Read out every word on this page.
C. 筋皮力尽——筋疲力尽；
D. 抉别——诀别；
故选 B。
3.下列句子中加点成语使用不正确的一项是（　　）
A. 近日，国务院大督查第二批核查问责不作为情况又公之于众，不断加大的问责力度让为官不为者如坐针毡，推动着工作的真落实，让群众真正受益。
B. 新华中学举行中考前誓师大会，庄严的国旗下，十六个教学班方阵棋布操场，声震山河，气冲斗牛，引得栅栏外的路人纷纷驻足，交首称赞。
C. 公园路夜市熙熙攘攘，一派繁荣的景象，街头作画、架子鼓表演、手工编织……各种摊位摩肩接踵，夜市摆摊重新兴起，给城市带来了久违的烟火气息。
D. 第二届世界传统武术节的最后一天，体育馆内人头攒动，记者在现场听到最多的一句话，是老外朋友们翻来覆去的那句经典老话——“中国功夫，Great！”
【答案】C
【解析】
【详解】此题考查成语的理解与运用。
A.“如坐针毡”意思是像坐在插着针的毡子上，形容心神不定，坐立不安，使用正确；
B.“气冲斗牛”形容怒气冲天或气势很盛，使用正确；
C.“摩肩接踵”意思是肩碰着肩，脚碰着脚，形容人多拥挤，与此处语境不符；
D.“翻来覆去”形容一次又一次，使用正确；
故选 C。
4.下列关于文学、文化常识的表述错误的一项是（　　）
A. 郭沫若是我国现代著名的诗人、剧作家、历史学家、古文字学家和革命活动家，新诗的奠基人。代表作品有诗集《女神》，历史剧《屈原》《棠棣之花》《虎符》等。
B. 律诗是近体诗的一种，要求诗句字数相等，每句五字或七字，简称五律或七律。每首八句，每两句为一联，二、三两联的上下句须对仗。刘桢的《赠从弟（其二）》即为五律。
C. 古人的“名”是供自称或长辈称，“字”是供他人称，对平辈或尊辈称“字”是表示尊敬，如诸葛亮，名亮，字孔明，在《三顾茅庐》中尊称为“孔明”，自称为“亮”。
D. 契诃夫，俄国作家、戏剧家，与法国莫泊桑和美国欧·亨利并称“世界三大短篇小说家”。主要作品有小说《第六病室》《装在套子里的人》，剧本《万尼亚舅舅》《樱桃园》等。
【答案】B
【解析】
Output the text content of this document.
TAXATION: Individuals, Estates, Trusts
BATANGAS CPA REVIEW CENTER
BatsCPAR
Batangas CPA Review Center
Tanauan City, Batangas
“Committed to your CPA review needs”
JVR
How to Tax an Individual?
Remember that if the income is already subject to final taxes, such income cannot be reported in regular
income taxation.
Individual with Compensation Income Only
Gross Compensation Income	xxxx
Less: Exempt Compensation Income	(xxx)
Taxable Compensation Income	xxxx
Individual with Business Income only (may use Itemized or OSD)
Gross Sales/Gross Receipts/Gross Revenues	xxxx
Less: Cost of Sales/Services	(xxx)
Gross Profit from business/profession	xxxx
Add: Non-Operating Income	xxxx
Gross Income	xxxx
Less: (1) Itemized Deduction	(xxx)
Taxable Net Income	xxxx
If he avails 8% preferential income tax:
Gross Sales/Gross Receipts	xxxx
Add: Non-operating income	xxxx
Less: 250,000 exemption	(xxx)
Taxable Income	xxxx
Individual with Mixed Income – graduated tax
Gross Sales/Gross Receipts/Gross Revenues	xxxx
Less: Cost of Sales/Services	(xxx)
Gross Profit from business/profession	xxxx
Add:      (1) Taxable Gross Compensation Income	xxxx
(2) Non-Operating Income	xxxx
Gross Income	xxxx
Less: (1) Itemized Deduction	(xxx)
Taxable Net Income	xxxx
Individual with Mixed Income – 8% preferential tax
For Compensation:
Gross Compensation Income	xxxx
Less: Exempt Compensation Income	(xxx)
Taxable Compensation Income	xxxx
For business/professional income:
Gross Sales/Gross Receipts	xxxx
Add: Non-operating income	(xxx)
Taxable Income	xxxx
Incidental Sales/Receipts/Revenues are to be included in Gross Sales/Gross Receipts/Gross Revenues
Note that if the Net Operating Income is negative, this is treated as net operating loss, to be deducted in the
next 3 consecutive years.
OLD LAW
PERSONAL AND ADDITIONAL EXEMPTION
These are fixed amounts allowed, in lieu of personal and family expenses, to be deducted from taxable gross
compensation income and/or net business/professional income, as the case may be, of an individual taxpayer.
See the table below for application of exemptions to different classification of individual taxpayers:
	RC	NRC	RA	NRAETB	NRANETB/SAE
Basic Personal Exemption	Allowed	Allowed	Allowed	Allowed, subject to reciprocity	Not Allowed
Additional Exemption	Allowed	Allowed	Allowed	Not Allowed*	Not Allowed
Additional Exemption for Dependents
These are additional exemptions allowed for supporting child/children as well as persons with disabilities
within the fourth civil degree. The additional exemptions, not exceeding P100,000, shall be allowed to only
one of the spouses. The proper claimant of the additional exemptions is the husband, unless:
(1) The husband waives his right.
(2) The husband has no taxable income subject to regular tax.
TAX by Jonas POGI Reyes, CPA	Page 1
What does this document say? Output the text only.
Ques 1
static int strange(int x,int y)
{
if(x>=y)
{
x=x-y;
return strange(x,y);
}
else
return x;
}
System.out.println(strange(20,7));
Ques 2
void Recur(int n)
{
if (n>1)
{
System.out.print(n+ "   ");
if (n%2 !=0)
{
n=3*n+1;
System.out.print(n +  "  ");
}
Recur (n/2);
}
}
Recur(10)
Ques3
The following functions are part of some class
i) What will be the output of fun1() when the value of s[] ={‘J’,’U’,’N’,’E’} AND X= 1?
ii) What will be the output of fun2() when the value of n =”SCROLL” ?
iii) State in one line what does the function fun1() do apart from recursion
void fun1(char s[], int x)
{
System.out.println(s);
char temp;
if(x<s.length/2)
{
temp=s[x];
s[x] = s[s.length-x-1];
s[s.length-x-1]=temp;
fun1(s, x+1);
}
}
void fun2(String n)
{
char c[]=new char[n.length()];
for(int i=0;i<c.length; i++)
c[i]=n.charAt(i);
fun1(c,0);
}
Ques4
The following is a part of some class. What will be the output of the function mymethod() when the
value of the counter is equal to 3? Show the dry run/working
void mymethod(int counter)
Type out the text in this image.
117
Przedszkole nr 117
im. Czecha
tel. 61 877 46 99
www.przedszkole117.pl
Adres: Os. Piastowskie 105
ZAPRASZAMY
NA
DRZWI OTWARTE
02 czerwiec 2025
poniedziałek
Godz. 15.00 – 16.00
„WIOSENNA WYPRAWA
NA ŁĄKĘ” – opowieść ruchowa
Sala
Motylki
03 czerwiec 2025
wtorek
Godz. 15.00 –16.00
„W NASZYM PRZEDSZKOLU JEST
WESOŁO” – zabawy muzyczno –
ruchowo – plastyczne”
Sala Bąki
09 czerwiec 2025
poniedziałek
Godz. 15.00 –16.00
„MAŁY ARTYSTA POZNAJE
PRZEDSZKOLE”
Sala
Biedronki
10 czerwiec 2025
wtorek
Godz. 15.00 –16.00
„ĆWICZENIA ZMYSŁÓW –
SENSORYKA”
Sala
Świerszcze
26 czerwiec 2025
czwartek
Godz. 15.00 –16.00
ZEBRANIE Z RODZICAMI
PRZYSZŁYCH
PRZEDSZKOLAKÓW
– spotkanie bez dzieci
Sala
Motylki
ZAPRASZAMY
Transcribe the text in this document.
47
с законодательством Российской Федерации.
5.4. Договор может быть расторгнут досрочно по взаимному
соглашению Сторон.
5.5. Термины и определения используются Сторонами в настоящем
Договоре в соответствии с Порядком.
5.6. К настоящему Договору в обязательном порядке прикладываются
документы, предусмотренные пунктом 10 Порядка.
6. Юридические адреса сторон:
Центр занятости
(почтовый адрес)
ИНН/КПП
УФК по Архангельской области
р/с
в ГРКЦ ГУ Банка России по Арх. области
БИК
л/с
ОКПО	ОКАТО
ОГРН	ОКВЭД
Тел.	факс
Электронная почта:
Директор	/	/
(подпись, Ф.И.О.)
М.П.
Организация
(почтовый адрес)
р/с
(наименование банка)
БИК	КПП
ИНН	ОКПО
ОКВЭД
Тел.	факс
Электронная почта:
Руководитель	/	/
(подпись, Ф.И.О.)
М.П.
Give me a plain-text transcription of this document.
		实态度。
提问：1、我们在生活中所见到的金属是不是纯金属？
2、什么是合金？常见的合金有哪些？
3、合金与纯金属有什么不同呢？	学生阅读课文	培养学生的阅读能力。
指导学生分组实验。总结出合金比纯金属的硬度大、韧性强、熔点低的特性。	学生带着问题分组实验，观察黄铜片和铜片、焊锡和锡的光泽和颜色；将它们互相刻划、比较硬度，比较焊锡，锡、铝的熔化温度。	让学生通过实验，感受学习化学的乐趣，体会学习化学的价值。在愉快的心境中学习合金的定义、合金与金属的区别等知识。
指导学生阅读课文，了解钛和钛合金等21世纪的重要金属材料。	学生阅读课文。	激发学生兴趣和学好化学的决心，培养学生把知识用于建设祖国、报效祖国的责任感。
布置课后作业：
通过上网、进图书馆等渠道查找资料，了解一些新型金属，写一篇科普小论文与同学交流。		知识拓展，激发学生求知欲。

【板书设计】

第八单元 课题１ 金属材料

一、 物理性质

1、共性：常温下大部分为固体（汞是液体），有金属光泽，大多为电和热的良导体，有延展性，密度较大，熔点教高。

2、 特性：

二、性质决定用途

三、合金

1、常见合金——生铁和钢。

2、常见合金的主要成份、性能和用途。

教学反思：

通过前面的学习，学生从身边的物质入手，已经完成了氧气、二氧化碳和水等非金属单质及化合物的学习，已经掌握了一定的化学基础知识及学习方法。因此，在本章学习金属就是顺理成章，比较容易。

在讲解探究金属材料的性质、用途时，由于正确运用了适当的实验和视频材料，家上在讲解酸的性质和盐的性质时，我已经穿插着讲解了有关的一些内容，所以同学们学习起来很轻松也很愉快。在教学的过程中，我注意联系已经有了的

Instructions for the task:
Return exactly the lines from the one containing "Give me a plain-text" to the last line of the data, and nothing more.

Reply to the exercise:
Give me a plain-text transcription of this document.
		实态度。
提问：1、我们在生活中所见到的金属是不是纯金属？
2、什么是合金？常见的合金有哪些？
3、合金与纯金属有什么不同呢？	学生阅读课文	培养学生的阅读能力。
指导学生分组实验。总结出合金比纯金属的硬度大、韧性强、熔点低的特性。	学生带着问题分组实验，观察黄铜片和铜片、焊锡和锡的光泽和颜色；将它们互相刻划、比较硬度，比较焊锡，锡、铝的熔化温度。	让学生通过实验，感受学习化学的乐趣，体会学习化学的价值。在愉快的心境中学习合金的定义、合金与金属的区别等知识。
指导学生阅读课文，了解钛和钛合金等21世纪的重要金属材料。	学生阅读课文。	激发学生兴趣和学好化学的决心，培养学生把知识用于建设祖国、报效祖国的责任感。
布置课后作业：
通过上网、进图书馆等渠道查找资料，了解一些新型金属，写一篇科普小论文与同学交流。		知识拓展，激发学生求知欲。

【板书设计】

第八单元 课题１ 金属材料

一、 物理性质

1、共性：常温下大部分为固体（汞是液体），有金属光泽，大多为电和热的良导体，有延展性，密度较大，熔点教高。

2、 特性：

二、性质决定用途

三、合金

1、常见合金——生铁和钢。

2、常见合金的主要成份、性能和用途。

教学反思：

通过前面的学习，学生从身边的物质入手，已经完成了氧气、二氧化碳和水等非金属单质及化合物的学习，已经掌握了一定的化学基础知识及学习方法。因此，在本章学习金属就是顺理成章，比较容易。

在讲解探究金属材料的性质、用途时，由于正确运用了适当的实验和视频材料，家上在讲解酸的性质和盐的性质时，我已经穿插着讲解了有关的一些内容，所以同学们学习起来很轻松也很愉快。在教学的过程中，我注意联系已经有了的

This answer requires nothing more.